The task |
How many lines in the records below hold the string "November"? Please answer with the number and nothing more.

Exercise inputs |
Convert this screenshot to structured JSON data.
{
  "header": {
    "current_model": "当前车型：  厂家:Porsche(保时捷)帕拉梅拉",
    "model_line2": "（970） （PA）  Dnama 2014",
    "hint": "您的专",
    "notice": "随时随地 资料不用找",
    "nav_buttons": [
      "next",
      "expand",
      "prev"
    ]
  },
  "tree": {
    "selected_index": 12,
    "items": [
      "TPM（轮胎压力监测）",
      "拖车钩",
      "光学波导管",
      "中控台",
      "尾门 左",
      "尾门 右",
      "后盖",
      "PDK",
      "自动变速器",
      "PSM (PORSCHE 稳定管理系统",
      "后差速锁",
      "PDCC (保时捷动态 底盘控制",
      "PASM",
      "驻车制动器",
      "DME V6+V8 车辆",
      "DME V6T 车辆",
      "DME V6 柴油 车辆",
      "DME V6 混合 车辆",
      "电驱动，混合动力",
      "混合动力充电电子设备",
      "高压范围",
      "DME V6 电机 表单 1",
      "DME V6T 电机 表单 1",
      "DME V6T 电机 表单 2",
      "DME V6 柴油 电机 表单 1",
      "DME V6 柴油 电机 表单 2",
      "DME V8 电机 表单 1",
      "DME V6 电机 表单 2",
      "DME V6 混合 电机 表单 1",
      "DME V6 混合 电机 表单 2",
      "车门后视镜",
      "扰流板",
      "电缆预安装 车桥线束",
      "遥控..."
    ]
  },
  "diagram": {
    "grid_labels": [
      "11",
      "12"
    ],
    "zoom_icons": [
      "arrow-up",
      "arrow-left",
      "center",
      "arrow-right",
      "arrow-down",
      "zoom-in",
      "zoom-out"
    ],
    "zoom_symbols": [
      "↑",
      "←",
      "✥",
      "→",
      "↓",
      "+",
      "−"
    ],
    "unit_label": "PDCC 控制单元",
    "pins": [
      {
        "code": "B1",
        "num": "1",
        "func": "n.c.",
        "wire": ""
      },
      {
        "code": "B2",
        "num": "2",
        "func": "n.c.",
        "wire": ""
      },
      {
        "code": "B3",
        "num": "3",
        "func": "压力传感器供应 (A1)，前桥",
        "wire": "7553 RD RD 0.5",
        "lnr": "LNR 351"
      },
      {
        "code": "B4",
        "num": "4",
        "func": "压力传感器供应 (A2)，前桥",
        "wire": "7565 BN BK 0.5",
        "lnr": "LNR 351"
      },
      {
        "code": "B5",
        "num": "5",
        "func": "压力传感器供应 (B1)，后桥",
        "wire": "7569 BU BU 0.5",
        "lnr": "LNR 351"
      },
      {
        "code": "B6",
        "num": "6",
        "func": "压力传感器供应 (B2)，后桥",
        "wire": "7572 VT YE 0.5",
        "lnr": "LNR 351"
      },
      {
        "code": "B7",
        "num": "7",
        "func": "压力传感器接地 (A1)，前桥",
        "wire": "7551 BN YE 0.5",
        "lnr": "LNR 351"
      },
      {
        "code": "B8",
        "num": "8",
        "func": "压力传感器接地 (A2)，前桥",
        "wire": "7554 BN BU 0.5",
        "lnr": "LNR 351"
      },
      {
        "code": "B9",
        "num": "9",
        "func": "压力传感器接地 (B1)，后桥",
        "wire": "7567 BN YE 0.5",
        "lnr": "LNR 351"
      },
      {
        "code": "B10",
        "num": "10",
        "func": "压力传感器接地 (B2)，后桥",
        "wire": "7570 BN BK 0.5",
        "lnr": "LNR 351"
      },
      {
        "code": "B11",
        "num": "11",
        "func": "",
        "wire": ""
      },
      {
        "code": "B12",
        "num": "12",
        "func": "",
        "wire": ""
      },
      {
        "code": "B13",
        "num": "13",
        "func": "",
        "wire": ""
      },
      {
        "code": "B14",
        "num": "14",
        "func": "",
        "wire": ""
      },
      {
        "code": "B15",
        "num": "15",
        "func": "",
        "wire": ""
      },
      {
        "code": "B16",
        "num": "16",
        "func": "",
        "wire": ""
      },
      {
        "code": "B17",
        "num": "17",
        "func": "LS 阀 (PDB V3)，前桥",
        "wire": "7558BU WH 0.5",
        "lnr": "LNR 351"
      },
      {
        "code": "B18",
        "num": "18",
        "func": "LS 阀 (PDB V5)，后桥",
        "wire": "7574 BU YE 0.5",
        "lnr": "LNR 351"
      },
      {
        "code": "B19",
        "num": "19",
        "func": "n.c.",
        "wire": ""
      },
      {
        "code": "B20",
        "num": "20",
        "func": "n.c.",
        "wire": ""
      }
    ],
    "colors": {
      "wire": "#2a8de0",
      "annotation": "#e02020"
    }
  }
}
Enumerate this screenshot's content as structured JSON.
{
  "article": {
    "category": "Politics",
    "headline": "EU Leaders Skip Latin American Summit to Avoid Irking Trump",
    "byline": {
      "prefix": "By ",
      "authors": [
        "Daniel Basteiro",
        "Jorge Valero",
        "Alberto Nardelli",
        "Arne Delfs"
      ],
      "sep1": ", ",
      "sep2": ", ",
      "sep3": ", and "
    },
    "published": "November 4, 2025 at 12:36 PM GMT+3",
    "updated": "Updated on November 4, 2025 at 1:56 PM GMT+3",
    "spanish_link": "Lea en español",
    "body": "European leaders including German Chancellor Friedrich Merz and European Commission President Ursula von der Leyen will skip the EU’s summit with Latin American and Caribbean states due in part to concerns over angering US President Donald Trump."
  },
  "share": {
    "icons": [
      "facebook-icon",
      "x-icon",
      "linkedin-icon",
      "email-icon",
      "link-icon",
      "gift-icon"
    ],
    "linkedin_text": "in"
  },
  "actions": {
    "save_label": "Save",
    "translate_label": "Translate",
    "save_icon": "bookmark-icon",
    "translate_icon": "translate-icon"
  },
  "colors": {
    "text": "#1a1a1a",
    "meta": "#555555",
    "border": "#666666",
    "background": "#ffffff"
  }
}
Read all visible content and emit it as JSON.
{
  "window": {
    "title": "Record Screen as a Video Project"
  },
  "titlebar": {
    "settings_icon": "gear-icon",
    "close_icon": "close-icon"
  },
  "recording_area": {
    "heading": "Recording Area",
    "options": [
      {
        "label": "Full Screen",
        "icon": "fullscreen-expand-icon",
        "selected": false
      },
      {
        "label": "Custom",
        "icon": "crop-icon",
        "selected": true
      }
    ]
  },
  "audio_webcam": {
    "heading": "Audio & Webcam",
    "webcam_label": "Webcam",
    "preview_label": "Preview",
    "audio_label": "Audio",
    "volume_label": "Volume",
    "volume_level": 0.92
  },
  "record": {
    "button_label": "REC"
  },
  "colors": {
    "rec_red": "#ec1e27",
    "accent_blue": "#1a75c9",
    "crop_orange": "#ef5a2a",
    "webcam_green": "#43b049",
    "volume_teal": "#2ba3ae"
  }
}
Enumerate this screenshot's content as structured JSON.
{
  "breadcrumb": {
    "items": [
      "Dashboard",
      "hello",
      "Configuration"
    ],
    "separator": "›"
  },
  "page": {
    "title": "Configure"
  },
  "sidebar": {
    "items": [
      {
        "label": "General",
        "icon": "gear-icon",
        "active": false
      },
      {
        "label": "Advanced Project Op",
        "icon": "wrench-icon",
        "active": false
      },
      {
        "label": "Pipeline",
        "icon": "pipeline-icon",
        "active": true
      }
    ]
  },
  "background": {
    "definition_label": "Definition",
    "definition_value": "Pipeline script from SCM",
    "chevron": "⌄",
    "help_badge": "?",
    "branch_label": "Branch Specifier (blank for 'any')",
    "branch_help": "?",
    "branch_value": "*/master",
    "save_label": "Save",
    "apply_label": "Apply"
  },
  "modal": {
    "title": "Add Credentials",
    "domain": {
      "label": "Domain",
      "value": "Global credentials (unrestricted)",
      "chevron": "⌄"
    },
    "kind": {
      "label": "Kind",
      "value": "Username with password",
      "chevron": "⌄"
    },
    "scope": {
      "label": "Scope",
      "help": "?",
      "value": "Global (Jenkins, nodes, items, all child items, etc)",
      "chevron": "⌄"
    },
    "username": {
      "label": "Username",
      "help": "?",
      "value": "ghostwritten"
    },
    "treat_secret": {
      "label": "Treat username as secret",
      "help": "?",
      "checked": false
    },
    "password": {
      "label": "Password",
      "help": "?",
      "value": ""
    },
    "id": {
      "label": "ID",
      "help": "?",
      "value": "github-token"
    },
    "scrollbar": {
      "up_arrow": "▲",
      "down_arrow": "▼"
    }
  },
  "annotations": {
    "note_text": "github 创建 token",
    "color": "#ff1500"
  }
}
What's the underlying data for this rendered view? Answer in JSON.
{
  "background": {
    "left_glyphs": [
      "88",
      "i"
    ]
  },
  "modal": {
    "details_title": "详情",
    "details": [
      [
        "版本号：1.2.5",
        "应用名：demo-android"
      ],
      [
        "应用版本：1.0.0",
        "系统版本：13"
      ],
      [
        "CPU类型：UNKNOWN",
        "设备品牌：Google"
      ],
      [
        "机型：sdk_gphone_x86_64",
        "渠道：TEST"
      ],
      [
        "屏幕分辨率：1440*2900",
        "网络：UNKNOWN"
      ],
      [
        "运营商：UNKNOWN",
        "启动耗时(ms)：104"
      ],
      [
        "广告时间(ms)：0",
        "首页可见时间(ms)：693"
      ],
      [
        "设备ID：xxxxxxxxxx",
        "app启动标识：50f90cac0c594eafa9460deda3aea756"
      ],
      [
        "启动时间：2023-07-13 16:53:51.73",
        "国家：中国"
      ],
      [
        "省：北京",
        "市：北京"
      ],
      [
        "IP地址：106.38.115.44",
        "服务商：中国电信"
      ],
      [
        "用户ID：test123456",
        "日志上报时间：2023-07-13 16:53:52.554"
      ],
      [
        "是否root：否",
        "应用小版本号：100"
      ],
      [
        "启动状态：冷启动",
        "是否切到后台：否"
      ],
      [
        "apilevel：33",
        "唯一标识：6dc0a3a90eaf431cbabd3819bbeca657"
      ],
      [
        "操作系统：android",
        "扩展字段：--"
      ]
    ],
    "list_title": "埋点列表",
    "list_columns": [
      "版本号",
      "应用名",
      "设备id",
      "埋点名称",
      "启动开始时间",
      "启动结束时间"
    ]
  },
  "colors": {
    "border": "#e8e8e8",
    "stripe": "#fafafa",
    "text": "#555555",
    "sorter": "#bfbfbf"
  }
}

Exercise response |
2